▶ EXERCISE: Can you find the lines of the listing that include "Закону" and copy every one?
#### RECORDS PROVIDED
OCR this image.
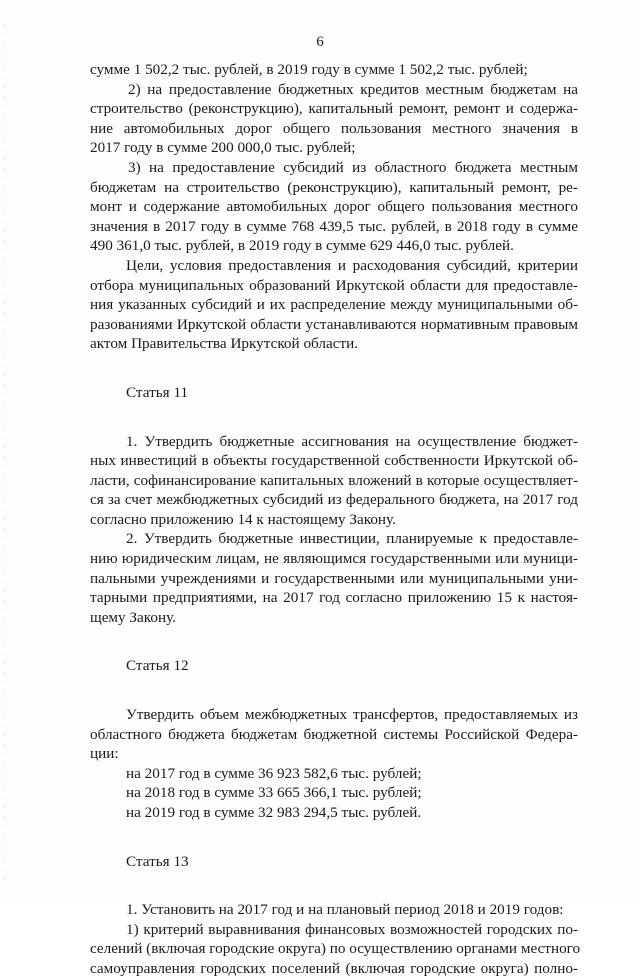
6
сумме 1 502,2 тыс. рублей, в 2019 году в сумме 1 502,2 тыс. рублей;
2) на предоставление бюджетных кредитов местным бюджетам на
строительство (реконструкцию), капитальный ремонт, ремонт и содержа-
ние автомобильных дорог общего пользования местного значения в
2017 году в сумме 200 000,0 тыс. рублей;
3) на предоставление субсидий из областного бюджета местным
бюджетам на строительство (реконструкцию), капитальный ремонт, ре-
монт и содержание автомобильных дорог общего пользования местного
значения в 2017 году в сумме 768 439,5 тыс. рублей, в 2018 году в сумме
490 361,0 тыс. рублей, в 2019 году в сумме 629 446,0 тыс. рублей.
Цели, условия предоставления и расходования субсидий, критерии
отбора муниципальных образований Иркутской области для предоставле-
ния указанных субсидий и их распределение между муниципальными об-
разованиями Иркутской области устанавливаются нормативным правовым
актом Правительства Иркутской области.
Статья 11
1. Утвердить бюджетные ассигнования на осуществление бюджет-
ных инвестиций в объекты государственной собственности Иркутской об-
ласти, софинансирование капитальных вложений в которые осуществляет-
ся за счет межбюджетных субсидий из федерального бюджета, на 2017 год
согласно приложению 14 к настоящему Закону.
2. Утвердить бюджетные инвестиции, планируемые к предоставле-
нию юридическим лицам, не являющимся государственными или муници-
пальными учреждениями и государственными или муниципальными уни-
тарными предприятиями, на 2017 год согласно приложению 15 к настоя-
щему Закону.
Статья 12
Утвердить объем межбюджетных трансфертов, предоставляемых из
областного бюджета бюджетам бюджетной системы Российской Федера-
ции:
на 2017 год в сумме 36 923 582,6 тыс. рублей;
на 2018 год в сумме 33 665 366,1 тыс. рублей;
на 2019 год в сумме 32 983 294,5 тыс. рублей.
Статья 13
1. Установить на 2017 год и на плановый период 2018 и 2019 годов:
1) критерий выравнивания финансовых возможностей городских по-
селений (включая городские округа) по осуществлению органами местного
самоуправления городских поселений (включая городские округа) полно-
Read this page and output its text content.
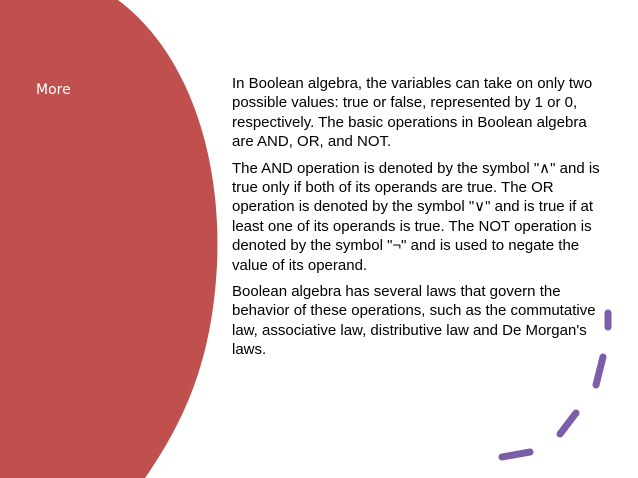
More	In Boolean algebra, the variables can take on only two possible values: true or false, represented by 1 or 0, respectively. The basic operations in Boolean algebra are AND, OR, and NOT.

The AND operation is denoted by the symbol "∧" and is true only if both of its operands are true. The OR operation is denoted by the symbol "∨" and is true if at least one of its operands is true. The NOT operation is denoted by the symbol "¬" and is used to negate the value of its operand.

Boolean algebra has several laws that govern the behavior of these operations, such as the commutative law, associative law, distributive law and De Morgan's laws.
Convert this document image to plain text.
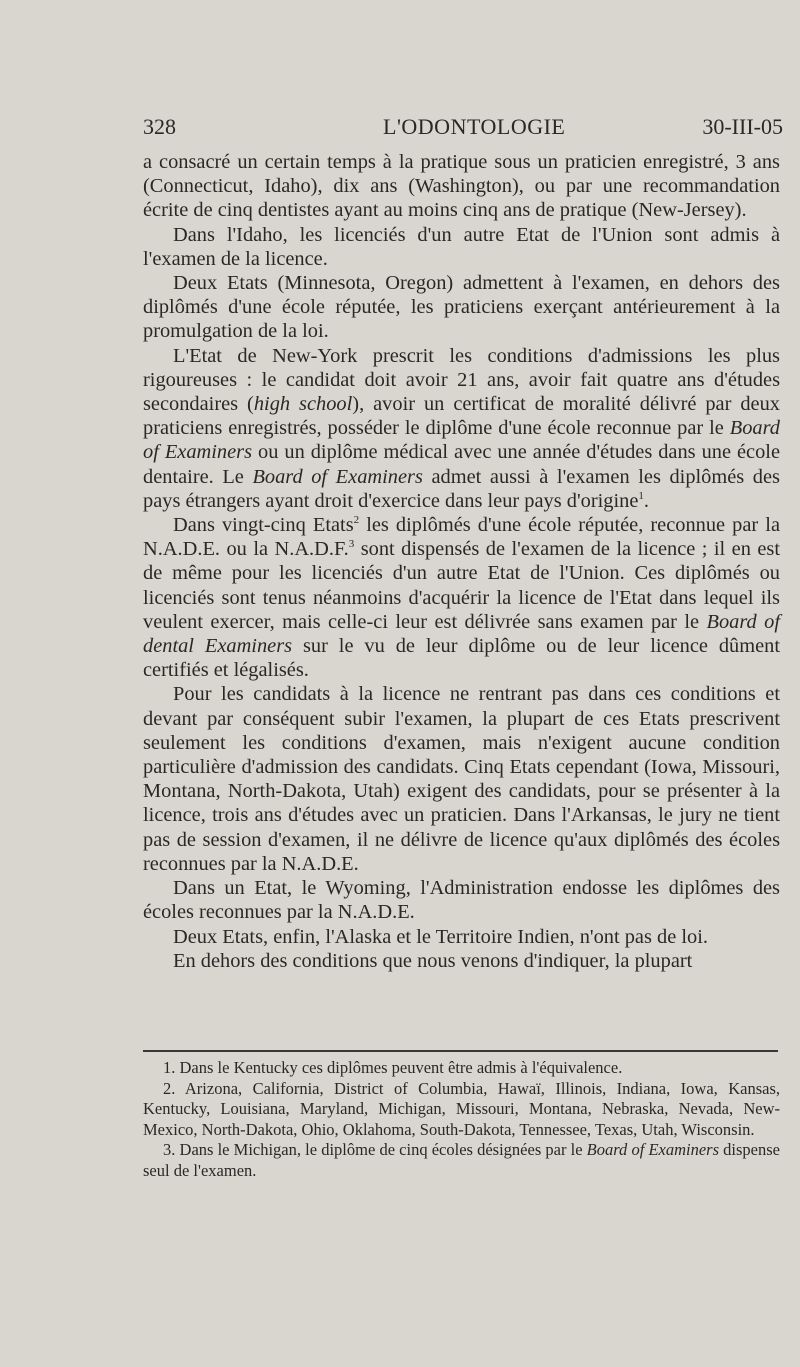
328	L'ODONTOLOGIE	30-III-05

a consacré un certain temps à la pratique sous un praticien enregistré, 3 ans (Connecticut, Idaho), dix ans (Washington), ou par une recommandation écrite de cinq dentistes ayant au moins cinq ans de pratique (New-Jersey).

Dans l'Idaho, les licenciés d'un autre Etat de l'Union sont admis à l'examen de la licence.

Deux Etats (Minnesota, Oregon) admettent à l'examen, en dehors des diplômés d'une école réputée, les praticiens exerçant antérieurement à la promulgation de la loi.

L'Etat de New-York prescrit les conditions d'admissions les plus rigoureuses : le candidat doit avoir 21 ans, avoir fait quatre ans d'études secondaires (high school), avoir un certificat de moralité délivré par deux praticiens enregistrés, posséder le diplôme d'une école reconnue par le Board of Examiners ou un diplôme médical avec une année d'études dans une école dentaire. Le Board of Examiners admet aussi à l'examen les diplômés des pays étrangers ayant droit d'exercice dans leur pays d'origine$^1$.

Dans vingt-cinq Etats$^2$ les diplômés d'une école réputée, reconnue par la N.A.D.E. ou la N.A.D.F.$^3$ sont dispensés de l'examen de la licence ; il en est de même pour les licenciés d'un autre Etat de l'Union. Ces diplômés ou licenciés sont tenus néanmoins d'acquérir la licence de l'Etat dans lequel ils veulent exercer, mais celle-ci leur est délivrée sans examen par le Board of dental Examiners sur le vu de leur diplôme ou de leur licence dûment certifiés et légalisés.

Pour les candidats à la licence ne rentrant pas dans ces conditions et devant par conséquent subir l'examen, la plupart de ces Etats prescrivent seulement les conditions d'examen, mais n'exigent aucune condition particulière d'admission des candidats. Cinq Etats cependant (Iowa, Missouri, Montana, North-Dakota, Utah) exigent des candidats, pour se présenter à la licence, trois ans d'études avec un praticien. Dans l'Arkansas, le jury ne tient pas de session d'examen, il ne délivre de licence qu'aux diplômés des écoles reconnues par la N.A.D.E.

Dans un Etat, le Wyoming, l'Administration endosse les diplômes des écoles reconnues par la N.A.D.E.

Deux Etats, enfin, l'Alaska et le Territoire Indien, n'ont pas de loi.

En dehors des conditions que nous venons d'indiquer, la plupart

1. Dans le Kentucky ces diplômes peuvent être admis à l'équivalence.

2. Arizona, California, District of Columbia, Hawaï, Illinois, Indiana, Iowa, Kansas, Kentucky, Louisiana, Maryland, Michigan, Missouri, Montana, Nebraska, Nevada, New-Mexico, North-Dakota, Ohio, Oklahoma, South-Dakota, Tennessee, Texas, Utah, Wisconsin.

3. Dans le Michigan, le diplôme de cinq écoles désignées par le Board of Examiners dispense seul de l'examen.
########
▶ SOLUTION TO THIS TASK:
согласно приложению 14 к настоящему Закону.
щему Закону.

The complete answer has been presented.